Arrange the records from the start up to and including the line containing "459, 545, 480]" as a numbered list, omitting any blank lines.
— START —
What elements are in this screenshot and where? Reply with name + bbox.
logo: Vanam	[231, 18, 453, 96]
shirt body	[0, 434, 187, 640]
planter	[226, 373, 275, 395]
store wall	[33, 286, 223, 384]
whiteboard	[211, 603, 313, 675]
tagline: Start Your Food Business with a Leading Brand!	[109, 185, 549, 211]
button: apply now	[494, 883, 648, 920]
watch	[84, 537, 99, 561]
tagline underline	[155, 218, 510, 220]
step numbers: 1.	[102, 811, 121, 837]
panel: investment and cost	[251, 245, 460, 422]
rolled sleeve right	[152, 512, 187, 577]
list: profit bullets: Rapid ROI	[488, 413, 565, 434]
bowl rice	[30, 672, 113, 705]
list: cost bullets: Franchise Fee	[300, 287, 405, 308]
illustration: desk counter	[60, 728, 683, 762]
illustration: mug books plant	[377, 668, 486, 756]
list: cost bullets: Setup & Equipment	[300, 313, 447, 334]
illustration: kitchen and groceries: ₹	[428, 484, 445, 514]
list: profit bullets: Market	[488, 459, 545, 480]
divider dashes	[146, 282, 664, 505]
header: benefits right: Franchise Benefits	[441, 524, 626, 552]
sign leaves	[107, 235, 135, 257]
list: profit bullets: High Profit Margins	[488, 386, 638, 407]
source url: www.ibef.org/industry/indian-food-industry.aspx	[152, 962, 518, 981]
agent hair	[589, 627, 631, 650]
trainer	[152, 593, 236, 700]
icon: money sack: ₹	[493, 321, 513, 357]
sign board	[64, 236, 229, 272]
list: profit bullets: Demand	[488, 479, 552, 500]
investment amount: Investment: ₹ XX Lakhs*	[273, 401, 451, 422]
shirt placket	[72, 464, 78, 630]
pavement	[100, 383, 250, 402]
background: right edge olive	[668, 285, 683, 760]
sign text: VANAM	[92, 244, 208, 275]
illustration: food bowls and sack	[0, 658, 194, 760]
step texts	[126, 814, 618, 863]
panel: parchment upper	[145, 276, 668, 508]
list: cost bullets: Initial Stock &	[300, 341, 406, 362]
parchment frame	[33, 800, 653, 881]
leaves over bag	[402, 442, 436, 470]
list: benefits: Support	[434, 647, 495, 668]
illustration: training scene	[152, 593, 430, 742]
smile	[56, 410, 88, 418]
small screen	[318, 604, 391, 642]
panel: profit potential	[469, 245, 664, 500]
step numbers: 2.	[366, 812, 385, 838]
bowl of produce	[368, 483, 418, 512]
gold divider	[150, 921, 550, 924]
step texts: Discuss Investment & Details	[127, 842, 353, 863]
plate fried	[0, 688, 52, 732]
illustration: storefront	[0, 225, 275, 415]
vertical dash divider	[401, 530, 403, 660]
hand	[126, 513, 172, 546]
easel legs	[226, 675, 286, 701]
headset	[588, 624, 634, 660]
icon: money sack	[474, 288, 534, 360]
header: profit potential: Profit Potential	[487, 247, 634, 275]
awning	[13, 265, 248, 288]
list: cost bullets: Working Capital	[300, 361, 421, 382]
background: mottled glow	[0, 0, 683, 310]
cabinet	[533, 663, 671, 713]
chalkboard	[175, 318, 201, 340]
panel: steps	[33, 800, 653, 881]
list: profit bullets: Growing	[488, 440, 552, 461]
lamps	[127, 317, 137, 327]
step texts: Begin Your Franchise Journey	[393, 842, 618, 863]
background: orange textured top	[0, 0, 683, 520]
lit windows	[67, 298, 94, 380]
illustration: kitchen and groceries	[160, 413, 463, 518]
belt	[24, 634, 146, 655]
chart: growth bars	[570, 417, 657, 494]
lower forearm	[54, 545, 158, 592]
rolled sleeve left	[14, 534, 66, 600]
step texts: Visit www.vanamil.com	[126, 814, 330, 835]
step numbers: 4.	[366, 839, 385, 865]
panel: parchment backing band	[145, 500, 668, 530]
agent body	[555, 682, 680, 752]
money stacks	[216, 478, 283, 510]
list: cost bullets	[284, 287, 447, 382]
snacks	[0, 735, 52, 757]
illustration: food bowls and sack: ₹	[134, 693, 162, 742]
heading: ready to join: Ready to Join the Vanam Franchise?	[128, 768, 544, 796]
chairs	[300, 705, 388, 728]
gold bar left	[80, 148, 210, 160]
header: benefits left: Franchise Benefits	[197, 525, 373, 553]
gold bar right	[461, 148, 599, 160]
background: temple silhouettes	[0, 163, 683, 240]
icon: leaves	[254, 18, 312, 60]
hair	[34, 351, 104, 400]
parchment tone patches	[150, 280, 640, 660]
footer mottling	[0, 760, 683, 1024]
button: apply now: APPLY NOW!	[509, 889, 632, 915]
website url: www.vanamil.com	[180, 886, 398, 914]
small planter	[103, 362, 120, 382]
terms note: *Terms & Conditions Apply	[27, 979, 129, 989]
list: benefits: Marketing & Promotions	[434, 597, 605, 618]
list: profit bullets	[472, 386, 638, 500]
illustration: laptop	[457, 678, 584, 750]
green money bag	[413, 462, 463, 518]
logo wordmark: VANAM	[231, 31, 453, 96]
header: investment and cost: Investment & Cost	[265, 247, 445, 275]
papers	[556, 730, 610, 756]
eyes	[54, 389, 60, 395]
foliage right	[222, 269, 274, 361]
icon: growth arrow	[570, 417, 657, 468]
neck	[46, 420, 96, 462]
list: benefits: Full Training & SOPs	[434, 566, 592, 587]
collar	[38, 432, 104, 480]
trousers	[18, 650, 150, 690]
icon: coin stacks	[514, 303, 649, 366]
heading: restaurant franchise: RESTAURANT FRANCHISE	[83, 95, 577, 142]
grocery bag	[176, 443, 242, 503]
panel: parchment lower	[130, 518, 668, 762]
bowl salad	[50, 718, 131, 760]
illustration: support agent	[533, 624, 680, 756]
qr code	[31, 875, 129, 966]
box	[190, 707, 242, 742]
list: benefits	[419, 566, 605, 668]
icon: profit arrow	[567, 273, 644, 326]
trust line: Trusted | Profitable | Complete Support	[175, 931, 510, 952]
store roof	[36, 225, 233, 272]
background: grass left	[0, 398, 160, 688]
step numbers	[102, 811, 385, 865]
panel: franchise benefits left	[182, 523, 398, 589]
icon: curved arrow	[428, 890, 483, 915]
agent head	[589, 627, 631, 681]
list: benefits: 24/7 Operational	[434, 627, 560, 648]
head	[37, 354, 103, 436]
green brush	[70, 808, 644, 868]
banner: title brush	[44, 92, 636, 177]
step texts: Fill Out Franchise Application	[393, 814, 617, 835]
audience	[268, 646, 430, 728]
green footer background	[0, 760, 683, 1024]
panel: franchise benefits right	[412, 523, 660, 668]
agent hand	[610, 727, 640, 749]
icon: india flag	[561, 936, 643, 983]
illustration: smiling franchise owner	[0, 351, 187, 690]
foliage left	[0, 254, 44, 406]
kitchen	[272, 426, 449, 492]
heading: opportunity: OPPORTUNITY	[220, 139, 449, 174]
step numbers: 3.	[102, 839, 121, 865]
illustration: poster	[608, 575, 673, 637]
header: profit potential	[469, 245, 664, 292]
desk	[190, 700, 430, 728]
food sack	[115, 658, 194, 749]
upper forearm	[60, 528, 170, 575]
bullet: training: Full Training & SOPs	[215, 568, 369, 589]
— END —
**Task solution**
1. What elements are in this screenshot and where? Reply with name + bbox.
2. logo: Vanam	[231, 18, 453, 96]
3. shirt body	[0, 434, 187, 640]
4. planter	[226, 373, 275, 395]
5. store wall	[33, 286, 223, 384]
6. whiteboard	[211, 603, 313, 675]
7. tagline: Start Your Food Business with a Leading Brand!	[109, 185, 549, 211]
8. button: apply now	[494, 883, 648, 920]
9. watch	[84, 537, 99, 561]
10. tagline underline	[155, 218, 510, 220]
11. step numbers: 1.	[102, 811, 121, 837]
12. panel: investment and cost	[251, 245, 460, 422]
13. rolled sleeve right	[152, 512, 187, 577]
14. list: profit bullets: Rapid ROI	[488, 413, 565, 434]
15. bowl rice	[30, 672, 113, 705]
16. list: cost bullets: Franchise Fee	[300, 287, 405, 308]
17. illustration: desk counter	[60, 728, 683, 762]
18. illustration: mug books plant	[377, 668, 486, 756]
19. list: cost bullets: Setup & Equipment	[300, 313, 447, 334]
20. illustration: kitchen and groceries: ₹	[428, 484, 445, 514]
21. list: profit bullets: Market	[488, 459, 545, 480]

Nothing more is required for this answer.